Some records:

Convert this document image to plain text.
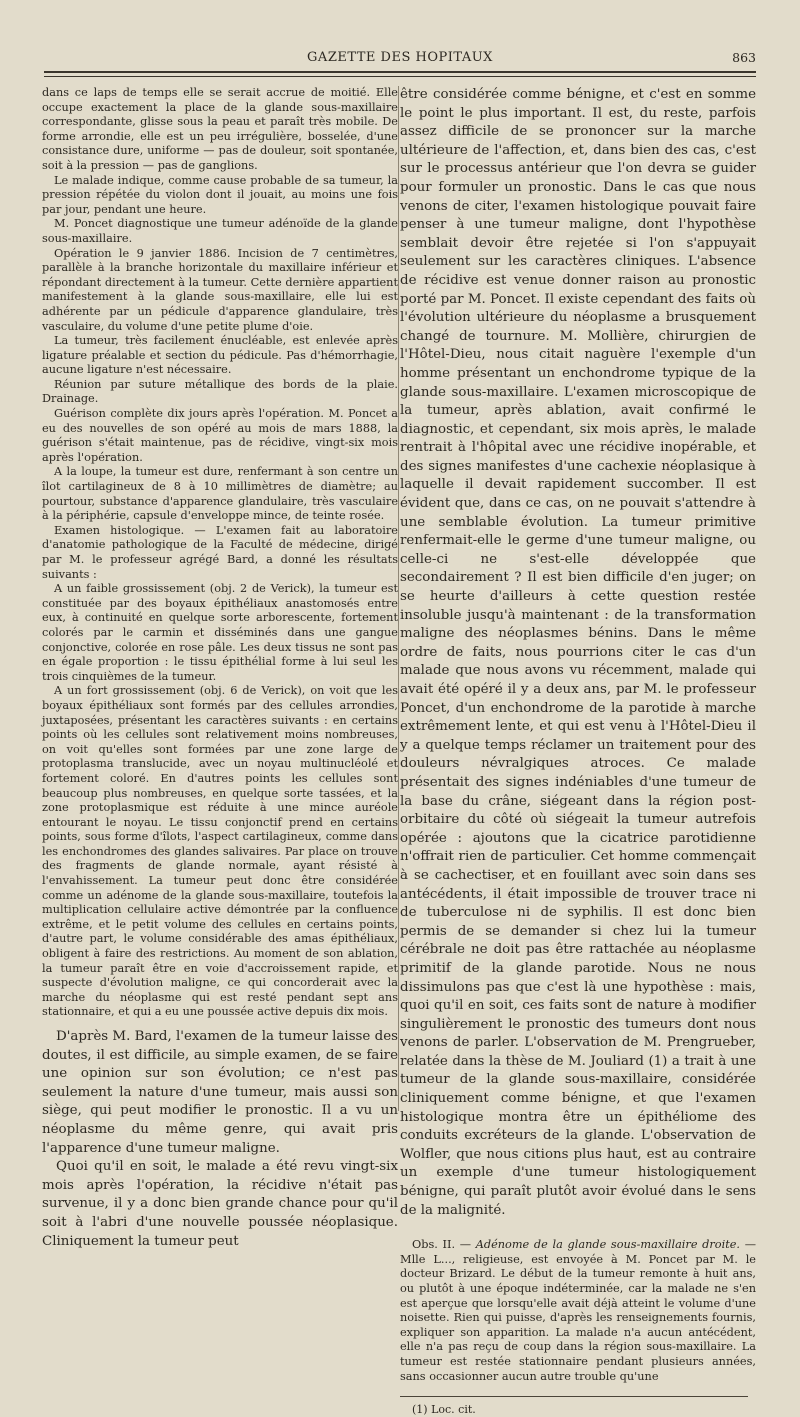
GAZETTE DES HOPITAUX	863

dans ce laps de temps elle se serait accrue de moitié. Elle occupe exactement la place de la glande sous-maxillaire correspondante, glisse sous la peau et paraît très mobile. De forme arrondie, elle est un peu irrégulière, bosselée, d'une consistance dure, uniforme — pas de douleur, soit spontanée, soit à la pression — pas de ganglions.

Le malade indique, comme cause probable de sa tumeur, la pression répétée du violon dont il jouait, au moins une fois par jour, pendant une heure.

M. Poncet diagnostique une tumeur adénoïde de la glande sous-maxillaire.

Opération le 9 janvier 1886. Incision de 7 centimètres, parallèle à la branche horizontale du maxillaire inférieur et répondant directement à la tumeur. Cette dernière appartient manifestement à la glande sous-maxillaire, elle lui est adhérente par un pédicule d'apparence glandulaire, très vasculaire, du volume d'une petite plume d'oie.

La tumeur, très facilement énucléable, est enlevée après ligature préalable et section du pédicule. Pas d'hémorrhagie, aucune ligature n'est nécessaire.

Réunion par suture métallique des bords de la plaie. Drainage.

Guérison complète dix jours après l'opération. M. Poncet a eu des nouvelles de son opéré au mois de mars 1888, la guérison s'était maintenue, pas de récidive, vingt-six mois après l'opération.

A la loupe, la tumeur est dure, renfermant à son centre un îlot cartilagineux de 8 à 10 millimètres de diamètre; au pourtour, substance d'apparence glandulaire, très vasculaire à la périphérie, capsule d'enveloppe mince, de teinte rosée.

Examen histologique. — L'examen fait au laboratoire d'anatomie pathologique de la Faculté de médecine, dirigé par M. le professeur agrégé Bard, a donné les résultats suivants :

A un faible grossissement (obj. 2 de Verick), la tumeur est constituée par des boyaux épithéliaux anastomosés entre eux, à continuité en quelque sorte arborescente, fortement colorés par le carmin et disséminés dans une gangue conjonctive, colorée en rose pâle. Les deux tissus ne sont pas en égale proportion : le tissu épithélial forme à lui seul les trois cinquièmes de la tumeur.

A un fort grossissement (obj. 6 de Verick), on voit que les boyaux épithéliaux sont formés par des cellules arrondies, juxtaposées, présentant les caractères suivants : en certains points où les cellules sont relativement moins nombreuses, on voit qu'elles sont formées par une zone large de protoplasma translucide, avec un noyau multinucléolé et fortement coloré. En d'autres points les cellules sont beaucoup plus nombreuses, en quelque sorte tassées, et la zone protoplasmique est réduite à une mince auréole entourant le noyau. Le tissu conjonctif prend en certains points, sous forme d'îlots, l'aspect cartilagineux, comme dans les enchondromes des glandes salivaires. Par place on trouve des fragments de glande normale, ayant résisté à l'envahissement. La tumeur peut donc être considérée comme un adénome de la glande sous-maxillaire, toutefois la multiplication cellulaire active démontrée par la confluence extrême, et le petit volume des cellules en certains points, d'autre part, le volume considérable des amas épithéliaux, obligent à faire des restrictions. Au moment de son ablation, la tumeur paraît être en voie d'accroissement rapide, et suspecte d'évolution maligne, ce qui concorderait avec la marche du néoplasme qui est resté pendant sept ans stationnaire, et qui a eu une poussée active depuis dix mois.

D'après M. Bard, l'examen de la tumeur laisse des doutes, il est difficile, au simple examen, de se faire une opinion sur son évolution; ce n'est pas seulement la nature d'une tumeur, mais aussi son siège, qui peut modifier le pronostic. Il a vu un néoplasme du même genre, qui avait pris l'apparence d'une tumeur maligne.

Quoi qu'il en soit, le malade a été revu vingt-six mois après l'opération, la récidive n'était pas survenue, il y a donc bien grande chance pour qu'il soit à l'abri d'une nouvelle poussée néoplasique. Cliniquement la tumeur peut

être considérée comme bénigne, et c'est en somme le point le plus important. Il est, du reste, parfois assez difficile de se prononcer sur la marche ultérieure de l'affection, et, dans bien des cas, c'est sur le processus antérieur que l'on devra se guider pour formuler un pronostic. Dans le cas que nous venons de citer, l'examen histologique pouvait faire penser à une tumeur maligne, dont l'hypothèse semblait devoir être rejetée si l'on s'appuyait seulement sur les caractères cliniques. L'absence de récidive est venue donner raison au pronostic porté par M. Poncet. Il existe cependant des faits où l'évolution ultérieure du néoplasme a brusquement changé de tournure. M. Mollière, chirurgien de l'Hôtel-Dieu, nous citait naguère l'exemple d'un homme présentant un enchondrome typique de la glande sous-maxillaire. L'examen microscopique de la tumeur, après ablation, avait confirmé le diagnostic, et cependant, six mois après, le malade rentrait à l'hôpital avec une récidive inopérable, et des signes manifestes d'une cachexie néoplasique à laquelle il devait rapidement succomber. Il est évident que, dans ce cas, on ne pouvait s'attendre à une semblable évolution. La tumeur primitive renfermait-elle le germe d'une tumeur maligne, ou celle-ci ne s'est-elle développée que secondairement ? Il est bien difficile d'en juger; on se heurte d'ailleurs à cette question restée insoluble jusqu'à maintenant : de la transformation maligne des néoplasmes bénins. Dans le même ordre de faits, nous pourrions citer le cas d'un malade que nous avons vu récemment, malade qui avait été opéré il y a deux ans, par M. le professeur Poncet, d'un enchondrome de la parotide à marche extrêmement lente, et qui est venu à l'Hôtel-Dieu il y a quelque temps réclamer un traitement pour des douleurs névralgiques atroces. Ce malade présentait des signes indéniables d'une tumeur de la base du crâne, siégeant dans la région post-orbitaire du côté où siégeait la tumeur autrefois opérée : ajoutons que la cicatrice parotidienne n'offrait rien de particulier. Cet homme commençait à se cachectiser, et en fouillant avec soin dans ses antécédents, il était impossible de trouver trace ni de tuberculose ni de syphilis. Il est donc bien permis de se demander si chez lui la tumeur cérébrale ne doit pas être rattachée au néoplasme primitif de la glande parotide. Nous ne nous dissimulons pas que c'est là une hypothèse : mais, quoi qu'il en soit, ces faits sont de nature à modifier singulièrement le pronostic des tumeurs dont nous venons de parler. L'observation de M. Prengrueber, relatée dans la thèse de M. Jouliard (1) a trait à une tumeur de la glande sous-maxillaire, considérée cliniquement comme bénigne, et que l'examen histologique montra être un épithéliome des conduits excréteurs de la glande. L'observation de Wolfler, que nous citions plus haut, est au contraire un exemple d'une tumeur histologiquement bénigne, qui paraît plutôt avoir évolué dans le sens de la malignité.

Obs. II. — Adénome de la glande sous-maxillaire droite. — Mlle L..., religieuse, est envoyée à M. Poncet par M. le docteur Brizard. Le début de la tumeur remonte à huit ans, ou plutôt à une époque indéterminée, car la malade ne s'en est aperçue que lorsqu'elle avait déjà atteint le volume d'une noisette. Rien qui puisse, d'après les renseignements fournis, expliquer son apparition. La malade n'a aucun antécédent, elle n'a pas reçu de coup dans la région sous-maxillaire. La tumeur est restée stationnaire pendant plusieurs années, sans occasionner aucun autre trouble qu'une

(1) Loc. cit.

Stated task: From the data above, pick out each line containing "mince" and copy it.

Full solution:
A la loupe, la tumeur est dure, renfermant à son centre un îlot cartilagineux de 8 à 10 millimètres de diamètre; au pourtour, substance d'apparence glandulaire, très vasculaire à la périphérie, capsule d'enveloppe mince, de teinte rosée.
A un fort grossissement (obj. 6 de Verick), on voit que les boyaux épithéliaux sont formés par des cellules arrondies, juxtaposées, présentant les caractères suivants : en certains points où les cellules sont relativement moins nombreuses, on voit qu'elles sont formées par une zone large de protoplasma translucide, avec un noyau multinucléolé et fortement coloré. En d'autres points les cellules sont beaucoup plus nombreuses, en quelque sorte tassées, et la zone protoplasmique est réduite à une mince auréole entourant le noyau. Le tissu conjonctif prend en certains points, sous forme d'îlots, l'aspect cartilagineux, comme dans les enchondromes des glandes salivaires. Par place on trouve des fragments de glande normale, ayant résisté à l'envahissement. La tumeur peut donc être considérée comme un adénome de la glande sous-maxillaire, toutefois la multiplication cellulaire active démontrée par la confluence extrême, et le petit volume des cellules en certains points, d'autre part, le volume considérable des amas épithéliaux, obligent à faire des restrictions. Au moment de son ablation, la tumeur paraît être en voie d'accroissement rapide, et suspecte d'évolution maligne, ce qui concorderait avec la marche du néoplasme qui est resté pendant sept ans stationnaire, et qui a eu une poussée active depuis dix mois.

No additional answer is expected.